Transcribe the data that follows precisely, omitting nothing.

[Start of Exercise inputs]

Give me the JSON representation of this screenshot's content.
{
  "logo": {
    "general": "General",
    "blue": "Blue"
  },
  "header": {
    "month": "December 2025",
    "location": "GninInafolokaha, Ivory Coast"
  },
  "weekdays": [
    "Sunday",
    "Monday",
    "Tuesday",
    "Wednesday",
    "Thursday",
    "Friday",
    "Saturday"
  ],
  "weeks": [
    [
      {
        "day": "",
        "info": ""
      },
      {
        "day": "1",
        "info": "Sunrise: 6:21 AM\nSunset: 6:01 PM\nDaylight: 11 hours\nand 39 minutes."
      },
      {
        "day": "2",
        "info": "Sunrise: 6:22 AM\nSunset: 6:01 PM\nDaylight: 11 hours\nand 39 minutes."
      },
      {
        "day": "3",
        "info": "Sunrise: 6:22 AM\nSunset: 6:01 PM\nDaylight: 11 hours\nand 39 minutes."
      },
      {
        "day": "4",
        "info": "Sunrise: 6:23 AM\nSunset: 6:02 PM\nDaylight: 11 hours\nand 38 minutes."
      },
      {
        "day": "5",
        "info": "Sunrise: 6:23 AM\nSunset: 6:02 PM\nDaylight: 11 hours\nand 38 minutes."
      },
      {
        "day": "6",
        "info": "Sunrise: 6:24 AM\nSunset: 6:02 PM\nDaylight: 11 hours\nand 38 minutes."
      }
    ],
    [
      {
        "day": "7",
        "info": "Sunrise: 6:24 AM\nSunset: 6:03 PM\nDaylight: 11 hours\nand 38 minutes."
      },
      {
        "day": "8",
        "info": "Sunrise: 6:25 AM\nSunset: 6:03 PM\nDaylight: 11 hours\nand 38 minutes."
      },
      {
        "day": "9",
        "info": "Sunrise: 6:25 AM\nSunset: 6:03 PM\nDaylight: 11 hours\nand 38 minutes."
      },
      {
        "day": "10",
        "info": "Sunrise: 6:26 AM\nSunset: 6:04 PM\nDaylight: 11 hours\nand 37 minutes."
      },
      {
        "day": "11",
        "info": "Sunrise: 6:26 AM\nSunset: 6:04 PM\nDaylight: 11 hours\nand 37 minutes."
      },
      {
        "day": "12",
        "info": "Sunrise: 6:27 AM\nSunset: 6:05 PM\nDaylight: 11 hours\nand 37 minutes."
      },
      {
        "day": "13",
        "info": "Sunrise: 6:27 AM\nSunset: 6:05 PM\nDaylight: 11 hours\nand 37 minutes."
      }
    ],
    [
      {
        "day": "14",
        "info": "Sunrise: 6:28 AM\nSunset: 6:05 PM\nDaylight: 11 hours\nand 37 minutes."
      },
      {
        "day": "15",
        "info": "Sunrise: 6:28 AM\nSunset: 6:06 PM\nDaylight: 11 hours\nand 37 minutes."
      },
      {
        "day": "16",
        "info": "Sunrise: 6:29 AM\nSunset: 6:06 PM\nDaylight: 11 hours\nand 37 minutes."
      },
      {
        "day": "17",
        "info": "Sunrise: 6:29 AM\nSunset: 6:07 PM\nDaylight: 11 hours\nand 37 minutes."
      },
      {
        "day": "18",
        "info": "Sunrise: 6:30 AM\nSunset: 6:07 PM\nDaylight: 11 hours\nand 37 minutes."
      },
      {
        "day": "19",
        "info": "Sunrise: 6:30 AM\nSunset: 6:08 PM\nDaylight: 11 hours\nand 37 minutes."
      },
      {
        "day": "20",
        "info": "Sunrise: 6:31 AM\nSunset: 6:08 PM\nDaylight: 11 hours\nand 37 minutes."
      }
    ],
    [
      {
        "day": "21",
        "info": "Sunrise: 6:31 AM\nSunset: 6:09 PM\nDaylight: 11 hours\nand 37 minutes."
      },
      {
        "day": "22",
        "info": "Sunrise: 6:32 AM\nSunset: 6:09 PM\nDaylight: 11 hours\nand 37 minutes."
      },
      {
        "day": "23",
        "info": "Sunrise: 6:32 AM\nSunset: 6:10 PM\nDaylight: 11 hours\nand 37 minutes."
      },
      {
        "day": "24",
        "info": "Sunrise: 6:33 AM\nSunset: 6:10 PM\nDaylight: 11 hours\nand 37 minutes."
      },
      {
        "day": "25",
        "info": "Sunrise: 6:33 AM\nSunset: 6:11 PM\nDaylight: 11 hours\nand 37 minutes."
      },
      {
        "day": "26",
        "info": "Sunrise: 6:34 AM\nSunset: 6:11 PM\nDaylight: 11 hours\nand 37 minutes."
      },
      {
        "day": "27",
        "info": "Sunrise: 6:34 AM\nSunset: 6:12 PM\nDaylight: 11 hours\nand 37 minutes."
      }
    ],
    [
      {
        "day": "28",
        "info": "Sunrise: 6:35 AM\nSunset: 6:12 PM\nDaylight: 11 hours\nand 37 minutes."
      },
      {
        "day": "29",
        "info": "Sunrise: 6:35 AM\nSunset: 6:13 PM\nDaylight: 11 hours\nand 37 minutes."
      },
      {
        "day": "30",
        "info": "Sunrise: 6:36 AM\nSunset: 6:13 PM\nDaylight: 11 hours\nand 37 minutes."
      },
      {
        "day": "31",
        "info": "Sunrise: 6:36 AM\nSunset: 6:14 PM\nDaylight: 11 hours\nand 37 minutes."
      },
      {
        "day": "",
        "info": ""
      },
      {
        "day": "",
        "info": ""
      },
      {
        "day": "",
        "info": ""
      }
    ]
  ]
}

[End of Exercise inputs]

*Result:*
Give me the JSON representation of this screenshot's content.
{
  "logo": {
    "general": "General",
    "blue": "Blue"
  },
  "header": {
    "month": "December 2025",
    "location": "GninInafolokaha, Ivory Coast"
  },
  "weekdays": [
    "Sunday",
    "Monday",
    "Tuesday",
    "Wednesday",
    "Thursday",
    "Friday",
    "Saturday"
  ],
  "weeks": [
    [
      {
        "day": "",
        "info": ""
      },
      {
        "day": "1",
        "info": "Sunrise: 6:21 AM\nSunset: 6:01 PM\nDaylight: 11 hours\nand 39 minutes."
      },
      {
        "day": "2",
        "info": "Sunrise: 6:22 AM\nSunset: 6:01 PM\nDaylight: 11 hours\nand 39 minutes."
      },
      {
        "day": "3",
        "info": "Sunrise: 6:22 AM\nSunset: 6:01 PM\nDaylight: 11 hours\nand 39 minutes."
      },
      {
        "day": "4",
        "info": "Sunrise: 6:23 AM\nSunset: 6:02 PM\nDaylight: 11 hours\nand 38 minutes."
      },
      {
        "day": "5",
        "info": "Sunrise: 6:23 AM\nSunset: 6:02 PM\nDaylight: 11 hours\nand 38 minutes."
      },
      {
        "day": "6",
        "info": "Sunrise: 6:24 AM\nSunset: 6:02 PM\nDaylight: 11 hours\nand 38 minutes."
      }
    ],
    [
      {
        "day": "7",
        "info": "Sunrise: 6:24 AM\nSunset: 6:03 PM\nDaylight: 11 hours\nand 38 minutes."
      },
      {
        "day": "8",
        "info": "Sunrise: 6:25 AM\nSunset: 6:03 PM\nDaylight: 11 hours\nand 38 minutes."
      },
      {
        "day": "9",
        "info": "Sunrise: 6:25 AM\nSunset: 6:03 PM\nDaylight: 11 hours\nand 38 minutes."
      },
      {
        "day": "10",
        "info": "Sunrise: 6:26 AM\nSunset: 6:04 PM\nDaylight: 11 hours\nand 37 minutes."
      },
      {
        "day": "11",
        "info": "Sunrise: 6:26 AM\nSunset: 6:04 PM\nDaylight: 11 hours\nand 37 minutes."
      },
      {
        "day": "12",
        "info": "Sunrise: 6:27 AM\nSunset: 6:05 PM\nDaylight: 11 hours\nand 37 minutes."
      },
      {
        "day": "13",
        "info": "Sunrise: 6:27 AM\nSunset: 6:05 PM\nDaylight: 11 hours\nand 37 minutes."
      }
    ],
    [
      {
        "day": "14",
        "info": "Sunrise: 6:28 AM\nSunset: 6:05 PM\nDaylight: 11 hours\nand 37 minutes."
      },
      {
        "day": "15",
        "info": "Sunrise: 6:28 AM\nSunset: 6:06 PM\nDaylight: 11 hours\nand 37 minutes."
      },
      {
        "day": "16",
        "info": "Sunrise: 6:29 AM\nSunset: 6:06 PM\nDaylight: 11 hours\nand 37 minutes."
      },
      {
        "day": "17",
        "info": "Sunrise: 6:29 AM\nSunset: 6:07 PM\nDaylight: 11 hours\nand 37 minutes."
      },
      {
        "day": "18",
        "info": "Sunrise: 6:30 AM\nSunset: 6:07 PM\nDaylight: 11 hours\nand 37 minutes."
      },
      {
        "day": "19",
        "info": "Sunrise: 6:30 AM\nSunset: 6:08 PM\nDaylight: 11 hours\nand 37 minutes."
      },
      {
        "day": "20",
        "info": "Sunrise: 6:31 AM\nSunset: 6:08 PM\nDaylight: 11 hours\nand 37 minutes."
      }
    ],
    [
      {
        "day": "21",
        "info": "Sunrise: 6:31 AM\nSunset: 6:09 PM\nDaylight: 11 hours\nand 37 minutes."
      },
      {
        "day": "22",
        "info": "Sunrise: 6:32 AM\nSunset: 6:09 PM\nDaylight: 11 hours\nand 37 minutes."
      },
      {
        "day": "23",
        "info": "Sunrise: 6:32 AM\nSunset: 6:10 PM\nDaylight: 11 hours\nand 37 minutes."
      },
      {
        "day": "24",
        "info": "Sunrise: 6:33 AM\nSunset: 6:10 PM\nDaylight: 11 hours\nand 37 minutes."
      },
      {
        "day": "25",
        "info": "Sunrise: 6:33 AM\nSunset: 6:11 PM\nDaylight: 11 hours\nand 37 minutes."
      },
      {
        "day": "26",
        "info": "Sunrise: 6:34 AM\nSunset: 6:11 PM\nDaylight: 11 hours\nand 37 minutes."
      },
      {
        "day": "27",
        "info": "Sunrise: 6:34 AM\nSunset: 6:12 PM\nDaylight: 11 hours\nand 37 minutes."
      }
    ],
    [
      {
        "day": "28",
        "info": "Sunrise: 6:35 AM\nSunset: 6:12 PM\nDaylight: 11 hours\nand 37 minutes."
      },
      {
        "day": "29",
        "info": "Sunrise: 6:35 AM\nSunset: 6:13 PM\nDaylight: 11 hours\nand 37 minutes."
      },
      {
        "day": "30",
        "info": "Sunrise: 6:36 AM\nSunset: 6:13 PM\nDaylight: 11 hours\nand 37 minutes."
      },
      {
        "day": "31",
        "info": "Sunrise: 6:36 AM\nSunset: 6:14 PM\nDaylight: 11 hours\nand 37 minutes."
      },
      {
        "day": "",
        "info": ""
      },
      {
        "day": "",
        "info": ""
      },
      {
        "day": "",
        "info": ""
      }
    ]
  ]
}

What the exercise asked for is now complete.